:: SOURCE TEXT

Starting your own business is a lot of work. If it’s something you’re really passionate about though, then its definitely worth it! I went from working for myself to a full-time design job, and back to freelancing, all within a 5 year time period. For me, nothing beat being my own boss and having the flexibility to work the hours that I choose. I finally took the leap into full-time entrepreneurship and I’m not turning back this time around. If you’re interested in working for yourself then keep reading to discover the 5 things that I did before quitting my day job.
The first thing I did before transitioning from side hustle to full-time entrepreneur was to figure out my desired income. This income decision is very important because it drives everything from how much you should charge for your services to how many clients you need to work with each month. It can seem a little daunting at first, but I promise that it’s worth the effort, to do the math and calculate what you want to earn.
I started by adding up all of my necessary personal and business expenses to see how much I HAD to make each month to stay in business. This included non-negotiable expenses like Adobe Creative Cloud (for my business) and my Mortgage (for my personal expenses). I added up all of these expenses and came up with a monthly and yearly total for how much I needed to make.
Now, this number doesn’t take into account lifestyle expenses, which, are things that aren’t necessarily a requirement but are things that I enjoy doing each month. These expenses included things like my barre classes, going out to dinner a few times each month, vacations and gifts. I added my two totals together and had a monthly and yearly number that was more in line with what my salary should be.
Now that I had a monthly and yearly salary in mind, I was able to calculate what my starting flat rate pricing should be for my branding, website, and print design packages. I also came up with an hourly rate based on these numbers. Lastly, I did the math to decide how many clients I would need to work with per month to make my income goals. Just a note, that this salary is just a starting point and should change throughout your career. I plan to go through this entire process again and reassess my numbers before 2018.
I promise that this entire article is not going to be about finances, but it’s definitely an important aspect of starting a business. A lot of financial experts will recommend that you save 6-12 months of your income before making your side hustle your full-time gig. I already had a business checking and savings account in place, so I simply made it a point each month, to put some of my income from my day job into this savings account.

::::

§ EXERCISE
Transcribe the passage about leaving a day job for freelancing, starting at the words "The first thing" and stopping after "want to earn.".

:: DATA PROVIDED

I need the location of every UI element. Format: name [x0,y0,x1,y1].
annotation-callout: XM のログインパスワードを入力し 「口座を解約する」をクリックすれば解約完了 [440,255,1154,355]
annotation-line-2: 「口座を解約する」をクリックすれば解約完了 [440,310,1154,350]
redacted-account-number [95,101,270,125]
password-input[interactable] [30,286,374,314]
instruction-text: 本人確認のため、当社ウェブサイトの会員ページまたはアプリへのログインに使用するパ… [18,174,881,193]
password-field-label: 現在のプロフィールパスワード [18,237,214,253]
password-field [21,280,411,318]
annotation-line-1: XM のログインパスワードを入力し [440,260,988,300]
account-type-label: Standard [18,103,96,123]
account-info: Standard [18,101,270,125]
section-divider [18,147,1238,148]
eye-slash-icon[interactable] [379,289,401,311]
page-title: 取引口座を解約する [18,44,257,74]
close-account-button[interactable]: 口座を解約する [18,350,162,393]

::::

§ REPLY
The first thing I did before transitioning from side hustle to full-time entrepreneur was to figure out my desired income. This income decision is very important because it drives everything from how much you should charge for your services to how many clients you need to work with each month. It can seem a little daunting at first, but I promise that it’s worth the effort, to do the math and calculate what you want to earn.